» **What needs to be done**
Tally up the lines carrying the string "Custom" and respond with only the resulting number.

» **Record extracts**
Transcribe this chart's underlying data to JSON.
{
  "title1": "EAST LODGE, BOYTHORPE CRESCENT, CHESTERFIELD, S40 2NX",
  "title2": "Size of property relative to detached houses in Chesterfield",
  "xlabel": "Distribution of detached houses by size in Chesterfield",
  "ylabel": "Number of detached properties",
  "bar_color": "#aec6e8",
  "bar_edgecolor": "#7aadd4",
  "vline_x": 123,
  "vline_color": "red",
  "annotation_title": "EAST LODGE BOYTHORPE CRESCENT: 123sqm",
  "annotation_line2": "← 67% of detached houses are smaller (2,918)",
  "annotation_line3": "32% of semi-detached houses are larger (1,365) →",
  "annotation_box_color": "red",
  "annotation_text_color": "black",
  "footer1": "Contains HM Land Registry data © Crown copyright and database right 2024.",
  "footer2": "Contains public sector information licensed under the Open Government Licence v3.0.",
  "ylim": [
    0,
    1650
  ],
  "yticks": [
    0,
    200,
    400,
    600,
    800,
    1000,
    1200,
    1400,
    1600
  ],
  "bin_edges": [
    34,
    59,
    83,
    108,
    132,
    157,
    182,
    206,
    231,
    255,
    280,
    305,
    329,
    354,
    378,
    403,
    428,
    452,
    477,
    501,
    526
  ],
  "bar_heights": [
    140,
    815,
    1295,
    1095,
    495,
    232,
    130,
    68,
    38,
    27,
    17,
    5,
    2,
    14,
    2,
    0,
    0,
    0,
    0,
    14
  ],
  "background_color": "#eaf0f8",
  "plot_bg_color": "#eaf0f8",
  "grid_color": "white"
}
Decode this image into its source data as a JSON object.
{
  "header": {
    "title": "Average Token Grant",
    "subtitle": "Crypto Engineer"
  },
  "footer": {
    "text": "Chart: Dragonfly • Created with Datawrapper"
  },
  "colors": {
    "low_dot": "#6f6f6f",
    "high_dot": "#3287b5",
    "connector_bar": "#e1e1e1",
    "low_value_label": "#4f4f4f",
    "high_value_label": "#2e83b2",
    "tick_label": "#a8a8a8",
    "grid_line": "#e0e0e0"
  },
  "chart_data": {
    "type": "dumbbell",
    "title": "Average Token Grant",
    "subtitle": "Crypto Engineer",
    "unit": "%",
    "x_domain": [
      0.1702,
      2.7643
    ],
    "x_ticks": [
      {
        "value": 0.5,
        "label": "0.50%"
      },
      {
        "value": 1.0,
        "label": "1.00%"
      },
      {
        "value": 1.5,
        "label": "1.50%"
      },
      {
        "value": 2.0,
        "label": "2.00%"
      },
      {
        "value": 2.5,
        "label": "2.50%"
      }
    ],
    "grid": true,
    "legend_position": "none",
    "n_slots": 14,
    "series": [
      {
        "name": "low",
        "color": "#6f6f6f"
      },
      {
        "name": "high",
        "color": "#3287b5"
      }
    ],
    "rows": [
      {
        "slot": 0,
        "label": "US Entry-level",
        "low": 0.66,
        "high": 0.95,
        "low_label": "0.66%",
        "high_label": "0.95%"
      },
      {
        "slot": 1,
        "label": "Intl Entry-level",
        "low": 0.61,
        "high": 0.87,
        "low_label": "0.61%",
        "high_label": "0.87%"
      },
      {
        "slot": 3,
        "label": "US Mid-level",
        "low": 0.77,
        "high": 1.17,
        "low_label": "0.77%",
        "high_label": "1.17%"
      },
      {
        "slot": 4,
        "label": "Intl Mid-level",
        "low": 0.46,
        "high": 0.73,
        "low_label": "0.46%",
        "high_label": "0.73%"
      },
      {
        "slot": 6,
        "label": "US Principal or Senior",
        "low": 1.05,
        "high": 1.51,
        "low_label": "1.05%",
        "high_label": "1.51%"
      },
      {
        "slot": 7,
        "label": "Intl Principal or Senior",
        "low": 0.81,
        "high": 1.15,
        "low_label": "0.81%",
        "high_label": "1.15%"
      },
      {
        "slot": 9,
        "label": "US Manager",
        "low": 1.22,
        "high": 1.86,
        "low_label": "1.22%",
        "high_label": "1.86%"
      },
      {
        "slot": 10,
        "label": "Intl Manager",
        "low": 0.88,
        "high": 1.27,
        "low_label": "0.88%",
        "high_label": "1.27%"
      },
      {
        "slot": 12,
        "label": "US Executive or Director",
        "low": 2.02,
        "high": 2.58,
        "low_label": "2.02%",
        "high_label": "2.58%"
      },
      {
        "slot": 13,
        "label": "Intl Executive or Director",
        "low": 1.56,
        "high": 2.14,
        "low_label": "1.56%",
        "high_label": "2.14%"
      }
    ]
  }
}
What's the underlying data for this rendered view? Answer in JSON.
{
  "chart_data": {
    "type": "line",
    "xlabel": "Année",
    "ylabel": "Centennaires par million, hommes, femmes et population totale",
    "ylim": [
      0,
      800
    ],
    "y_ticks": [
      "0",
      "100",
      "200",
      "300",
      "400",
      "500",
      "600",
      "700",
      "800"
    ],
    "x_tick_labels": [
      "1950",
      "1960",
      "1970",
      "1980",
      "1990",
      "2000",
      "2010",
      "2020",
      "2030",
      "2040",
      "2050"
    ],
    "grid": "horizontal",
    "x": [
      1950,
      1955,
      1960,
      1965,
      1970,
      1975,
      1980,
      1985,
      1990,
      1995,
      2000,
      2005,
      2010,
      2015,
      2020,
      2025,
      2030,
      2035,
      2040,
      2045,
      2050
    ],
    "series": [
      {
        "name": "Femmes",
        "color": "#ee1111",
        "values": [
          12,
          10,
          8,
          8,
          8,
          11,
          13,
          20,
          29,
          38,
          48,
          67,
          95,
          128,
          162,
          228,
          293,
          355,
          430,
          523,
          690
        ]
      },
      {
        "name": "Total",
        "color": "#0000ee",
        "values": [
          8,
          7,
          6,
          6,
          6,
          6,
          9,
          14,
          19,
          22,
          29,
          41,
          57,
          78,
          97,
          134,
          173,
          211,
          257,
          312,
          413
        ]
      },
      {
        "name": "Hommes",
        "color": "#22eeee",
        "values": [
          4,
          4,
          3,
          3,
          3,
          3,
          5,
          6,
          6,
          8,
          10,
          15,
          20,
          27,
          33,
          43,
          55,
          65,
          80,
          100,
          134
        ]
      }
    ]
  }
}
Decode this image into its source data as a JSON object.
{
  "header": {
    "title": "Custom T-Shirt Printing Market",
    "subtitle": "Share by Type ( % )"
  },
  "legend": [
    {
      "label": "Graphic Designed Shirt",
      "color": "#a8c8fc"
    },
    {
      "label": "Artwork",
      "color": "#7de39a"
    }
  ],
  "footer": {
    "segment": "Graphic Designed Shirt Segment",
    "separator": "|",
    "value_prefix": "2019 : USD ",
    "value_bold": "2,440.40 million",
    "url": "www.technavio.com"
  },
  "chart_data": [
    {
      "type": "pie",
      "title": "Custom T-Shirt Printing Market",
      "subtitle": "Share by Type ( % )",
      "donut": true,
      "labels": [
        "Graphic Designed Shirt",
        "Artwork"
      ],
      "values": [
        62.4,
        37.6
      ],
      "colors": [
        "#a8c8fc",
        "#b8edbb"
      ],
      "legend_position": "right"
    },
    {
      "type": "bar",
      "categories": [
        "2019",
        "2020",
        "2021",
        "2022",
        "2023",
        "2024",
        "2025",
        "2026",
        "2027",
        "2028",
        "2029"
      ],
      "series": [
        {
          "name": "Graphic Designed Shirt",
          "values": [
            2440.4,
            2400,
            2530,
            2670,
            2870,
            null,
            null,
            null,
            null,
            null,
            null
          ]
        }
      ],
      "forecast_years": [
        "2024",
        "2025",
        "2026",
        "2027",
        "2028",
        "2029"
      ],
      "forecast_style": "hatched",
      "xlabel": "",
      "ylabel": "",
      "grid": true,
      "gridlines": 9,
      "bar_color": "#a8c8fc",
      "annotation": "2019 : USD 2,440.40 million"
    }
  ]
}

» **Output for this task**
2